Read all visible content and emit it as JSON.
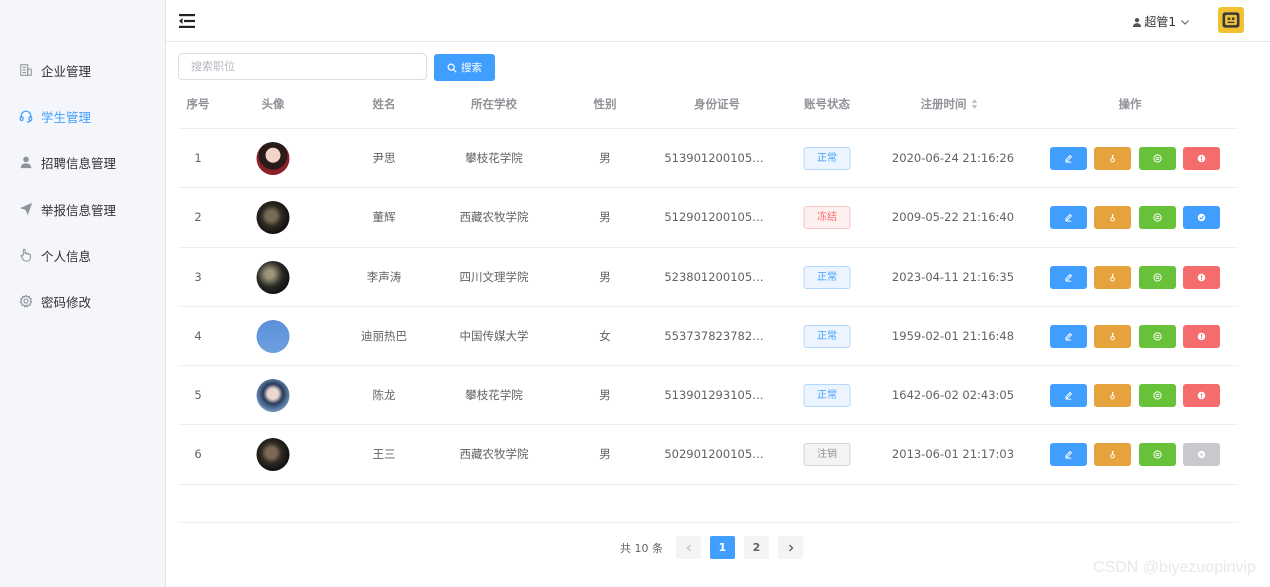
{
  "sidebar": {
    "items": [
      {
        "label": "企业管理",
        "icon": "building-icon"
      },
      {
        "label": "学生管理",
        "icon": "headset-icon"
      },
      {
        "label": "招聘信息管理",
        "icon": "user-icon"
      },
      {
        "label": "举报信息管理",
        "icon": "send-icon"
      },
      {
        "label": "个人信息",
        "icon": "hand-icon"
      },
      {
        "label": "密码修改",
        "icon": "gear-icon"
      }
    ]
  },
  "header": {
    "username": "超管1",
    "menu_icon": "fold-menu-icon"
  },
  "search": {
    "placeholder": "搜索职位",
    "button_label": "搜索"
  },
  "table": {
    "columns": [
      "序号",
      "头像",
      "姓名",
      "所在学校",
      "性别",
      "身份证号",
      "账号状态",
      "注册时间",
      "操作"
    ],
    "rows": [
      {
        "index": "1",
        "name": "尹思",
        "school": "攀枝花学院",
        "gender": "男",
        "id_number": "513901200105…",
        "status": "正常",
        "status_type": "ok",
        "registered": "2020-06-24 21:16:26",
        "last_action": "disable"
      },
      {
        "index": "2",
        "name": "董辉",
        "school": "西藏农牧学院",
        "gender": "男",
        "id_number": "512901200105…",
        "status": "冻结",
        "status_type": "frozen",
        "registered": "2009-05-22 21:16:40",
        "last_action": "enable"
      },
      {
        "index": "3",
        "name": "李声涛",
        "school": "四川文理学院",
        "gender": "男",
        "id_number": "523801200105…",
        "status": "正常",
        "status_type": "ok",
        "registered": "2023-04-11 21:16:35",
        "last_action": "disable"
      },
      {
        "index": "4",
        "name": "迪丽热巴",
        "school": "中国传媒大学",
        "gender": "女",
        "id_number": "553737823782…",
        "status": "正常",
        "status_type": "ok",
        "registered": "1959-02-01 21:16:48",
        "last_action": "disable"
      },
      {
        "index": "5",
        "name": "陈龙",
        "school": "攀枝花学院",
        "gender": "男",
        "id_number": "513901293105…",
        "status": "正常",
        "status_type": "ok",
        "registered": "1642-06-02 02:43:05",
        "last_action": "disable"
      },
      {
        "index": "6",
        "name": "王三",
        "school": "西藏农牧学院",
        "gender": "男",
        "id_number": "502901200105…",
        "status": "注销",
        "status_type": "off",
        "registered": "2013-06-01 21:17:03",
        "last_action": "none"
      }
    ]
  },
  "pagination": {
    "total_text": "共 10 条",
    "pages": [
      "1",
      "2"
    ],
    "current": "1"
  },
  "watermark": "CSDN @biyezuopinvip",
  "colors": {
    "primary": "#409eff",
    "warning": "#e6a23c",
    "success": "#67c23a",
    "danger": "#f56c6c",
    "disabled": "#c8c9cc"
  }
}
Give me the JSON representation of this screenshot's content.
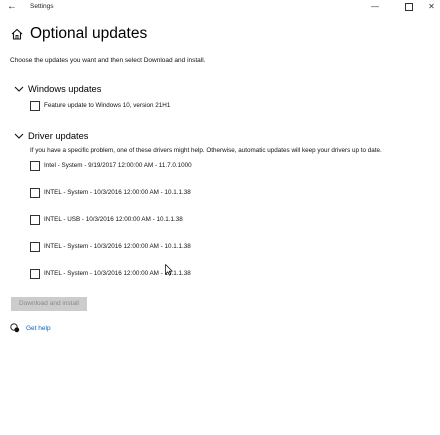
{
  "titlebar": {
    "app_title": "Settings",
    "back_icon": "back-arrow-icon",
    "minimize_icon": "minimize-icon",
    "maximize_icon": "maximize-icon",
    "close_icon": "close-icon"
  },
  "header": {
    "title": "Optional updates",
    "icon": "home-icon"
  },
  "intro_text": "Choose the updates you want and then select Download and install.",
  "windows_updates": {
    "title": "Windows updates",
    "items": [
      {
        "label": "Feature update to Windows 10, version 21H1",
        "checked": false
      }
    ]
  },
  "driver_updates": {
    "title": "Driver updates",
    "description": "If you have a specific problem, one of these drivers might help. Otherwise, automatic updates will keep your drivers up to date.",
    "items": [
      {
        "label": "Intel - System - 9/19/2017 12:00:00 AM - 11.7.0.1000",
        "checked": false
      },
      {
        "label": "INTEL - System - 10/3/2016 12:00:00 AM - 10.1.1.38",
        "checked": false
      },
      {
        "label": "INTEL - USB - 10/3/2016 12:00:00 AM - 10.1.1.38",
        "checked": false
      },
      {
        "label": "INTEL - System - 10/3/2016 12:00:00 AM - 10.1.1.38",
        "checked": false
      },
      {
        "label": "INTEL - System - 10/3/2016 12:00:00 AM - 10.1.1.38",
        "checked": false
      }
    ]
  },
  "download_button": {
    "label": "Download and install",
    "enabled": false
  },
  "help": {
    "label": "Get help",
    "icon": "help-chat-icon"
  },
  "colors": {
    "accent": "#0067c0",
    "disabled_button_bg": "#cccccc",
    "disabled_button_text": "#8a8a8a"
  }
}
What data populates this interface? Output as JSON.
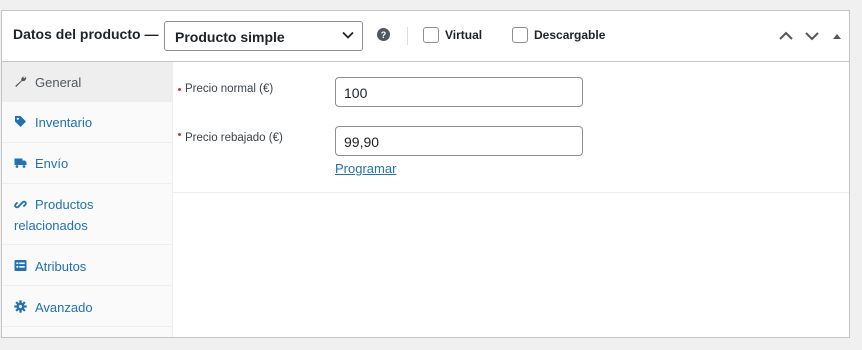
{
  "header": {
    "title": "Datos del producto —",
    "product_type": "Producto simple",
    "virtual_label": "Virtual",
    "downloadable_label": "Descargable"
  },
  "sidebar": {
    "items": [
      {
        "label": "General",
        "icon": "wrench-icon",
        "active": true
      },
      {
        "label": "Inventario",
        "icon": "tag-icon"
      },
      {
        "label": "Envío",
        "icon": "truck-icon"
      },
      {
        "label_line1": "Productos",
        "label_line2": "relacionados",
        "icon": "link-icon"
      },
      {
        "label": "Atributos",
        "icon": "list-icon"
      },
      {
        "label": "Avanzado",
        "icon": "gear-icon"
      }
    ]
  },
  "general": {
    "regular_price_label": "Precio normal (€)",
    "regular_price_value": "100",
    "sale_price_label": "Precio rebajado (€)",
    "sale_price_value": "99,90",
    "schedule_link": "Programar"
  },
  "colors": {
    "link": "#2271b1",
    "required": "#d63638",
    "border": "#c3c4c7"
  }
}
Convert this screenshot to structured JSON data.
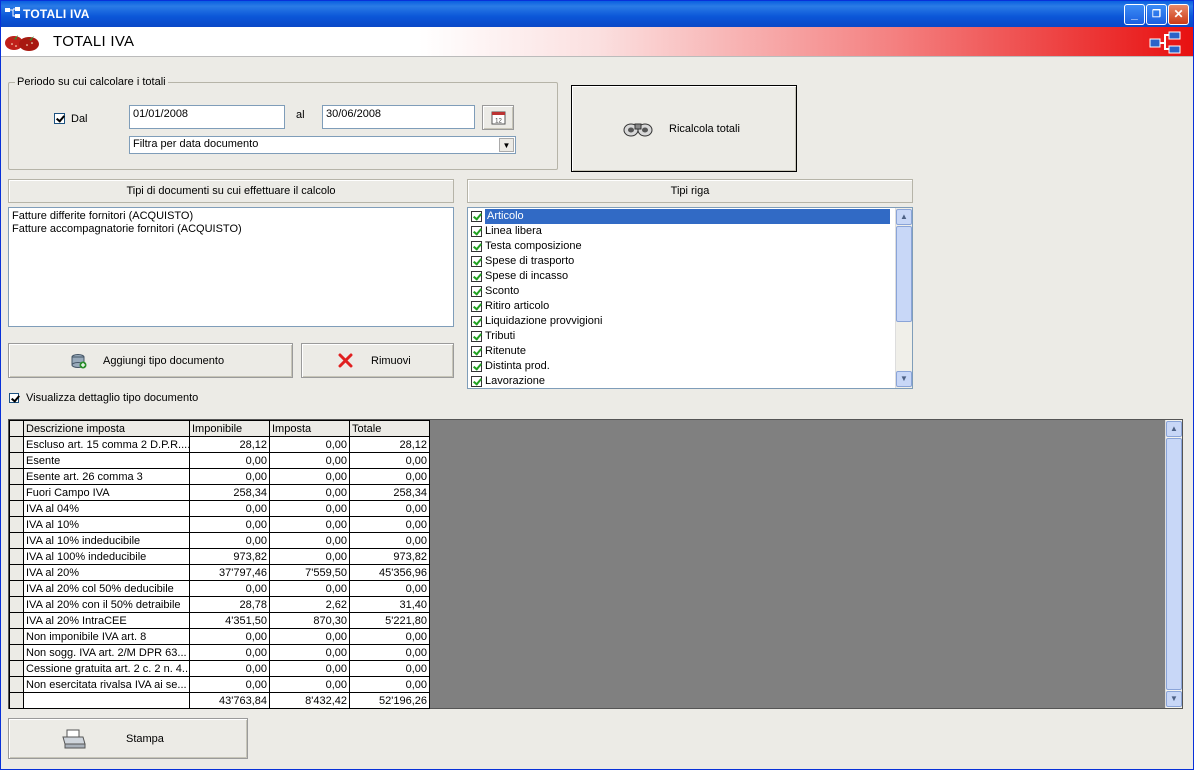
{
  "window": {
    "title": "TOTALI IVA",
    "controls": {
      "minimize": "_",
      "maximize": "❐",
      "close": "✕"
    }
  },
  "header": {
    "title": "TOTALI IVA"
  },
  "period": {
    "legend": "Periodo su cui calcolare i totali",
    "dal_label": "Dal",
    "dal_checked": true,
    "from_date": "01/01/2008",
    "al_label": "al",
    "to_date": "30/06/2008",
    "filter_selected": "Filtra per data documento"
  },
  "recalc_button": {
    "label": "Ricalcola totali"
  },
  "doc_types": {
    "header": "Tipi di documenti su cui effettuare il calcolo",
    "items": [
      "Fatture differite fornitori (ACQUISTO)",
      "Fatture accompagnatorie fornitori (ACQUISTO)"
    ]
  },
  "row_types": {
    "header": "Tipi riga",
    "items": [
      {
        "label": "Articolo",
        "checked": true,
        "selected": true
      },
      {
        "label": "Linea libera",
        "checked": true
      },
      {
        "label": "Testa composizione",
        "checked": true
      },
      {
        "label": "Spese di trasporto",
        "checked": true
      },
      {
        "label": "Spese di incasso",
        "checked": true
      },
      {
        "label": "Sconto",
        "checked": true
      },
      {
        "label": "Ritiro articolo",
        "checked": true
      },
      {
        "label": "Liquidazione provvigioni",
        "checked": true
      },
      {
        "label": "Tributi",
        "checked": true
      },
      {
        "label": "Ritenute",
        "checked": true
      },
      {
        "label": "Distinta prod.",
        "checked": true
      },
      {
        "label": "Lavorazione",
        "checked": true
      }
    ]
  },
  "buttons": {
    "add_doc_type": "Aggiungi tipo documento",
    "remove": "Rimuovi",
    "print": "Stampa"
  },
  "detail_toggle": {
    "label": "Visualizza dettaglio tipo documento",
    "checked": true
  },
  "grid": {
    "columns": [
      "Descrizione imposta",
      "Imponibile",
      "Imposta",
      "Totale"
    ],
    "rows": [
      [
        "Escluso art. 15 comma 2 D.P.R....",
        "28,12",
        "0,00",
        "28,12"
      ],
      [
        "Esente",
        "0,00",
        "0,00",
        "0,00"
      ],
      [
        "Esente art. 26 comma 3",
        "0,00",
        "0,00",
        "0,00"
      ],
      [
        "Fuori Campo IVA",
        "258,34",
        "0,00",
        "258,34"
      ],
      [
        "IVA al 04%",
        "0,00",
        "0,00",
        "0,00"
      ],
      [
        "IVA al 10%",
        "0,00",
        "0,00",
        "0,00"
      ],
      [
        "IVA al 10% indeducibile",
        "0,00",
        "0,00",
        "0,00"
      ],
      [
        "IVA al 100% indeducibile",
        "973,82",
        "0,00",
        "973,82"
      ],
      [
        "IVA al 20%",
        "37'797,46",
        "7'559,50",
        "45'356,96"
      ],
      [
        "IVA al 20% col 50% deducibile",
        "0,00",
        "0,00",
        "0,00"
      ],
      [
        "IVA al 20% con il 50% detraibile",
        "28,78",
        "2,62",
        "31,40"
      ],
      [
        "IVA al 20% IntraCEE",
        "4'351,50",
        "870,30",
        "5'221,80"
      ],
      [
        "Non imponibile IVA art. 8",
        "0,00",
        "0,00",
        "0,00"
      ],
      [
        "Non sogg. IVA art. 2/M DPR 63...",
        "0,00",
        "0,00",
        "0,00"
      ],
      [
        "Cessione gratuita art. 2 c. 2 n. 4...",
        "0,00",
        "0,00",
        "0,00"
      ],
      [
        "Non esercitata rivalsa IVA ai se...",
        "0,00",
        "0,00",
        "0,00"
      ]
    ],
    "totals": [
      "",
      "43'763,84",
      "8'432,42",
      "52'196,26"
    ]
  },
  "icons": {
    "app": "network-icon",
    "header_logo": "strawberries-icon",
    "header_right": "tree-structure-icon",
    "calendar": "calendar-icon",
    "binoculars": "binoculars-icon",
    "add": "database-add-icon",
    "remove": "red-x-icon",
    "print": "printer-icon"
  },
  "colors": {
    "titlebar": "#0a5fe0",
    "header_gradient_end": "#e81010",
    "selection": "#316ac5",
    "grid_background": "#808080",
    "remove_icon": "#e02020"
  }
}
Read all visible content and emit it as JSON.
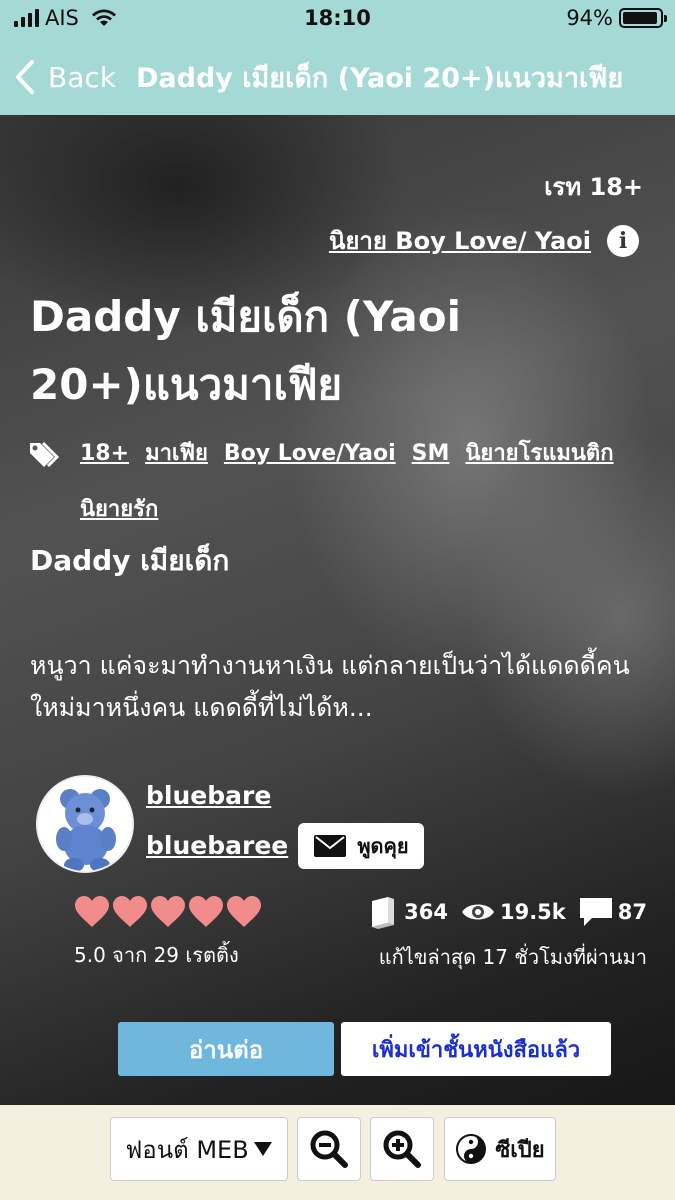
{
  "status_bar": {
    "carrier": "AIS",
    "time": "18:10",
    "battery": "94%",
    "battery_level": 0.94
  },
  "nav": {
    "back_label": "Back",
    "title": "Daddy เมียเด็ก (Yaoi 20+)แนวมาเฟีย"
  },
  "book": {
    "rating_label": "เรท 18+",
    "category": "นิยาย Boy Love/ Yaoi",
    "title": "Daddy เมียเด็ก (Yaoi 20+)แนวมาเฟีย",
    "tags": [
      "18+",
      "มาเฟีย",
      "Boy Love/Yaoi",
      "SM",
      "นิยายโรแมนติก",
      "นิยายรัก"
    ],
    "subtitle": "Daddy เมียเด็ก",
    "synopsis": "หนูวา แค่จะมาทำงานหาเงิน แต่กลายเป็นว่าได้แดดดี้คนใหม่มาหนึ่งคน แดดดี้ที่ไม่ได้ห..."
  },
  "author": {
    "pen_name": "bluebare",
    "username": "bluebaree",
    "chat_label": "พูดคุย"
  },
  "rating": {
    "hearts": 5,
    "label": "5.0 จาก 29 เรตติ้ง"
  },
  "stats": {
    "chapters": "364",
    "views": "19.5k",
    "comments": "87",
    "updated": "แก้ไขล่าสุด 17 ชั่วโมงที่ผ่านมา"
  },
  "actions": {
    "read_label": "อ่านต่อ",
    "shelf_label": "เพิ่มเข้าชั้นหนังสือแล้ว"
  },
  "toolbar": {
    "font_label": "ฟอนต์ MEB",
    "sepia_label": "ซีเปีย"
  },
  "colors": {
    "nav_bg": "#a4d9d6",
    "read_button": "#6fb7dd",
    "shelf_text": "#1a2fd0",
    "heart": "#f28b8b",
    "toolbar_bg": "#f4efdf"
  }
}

★ ★ ★ ★ ★ ★ ★

## The exercise
Which lines above hold the word "tipo"? Copy each of them.

## Response for this exercise
    "add_doc_type": "Aggiungi tipo documento",
    "label": "Visualizza dettaglio tipo documento",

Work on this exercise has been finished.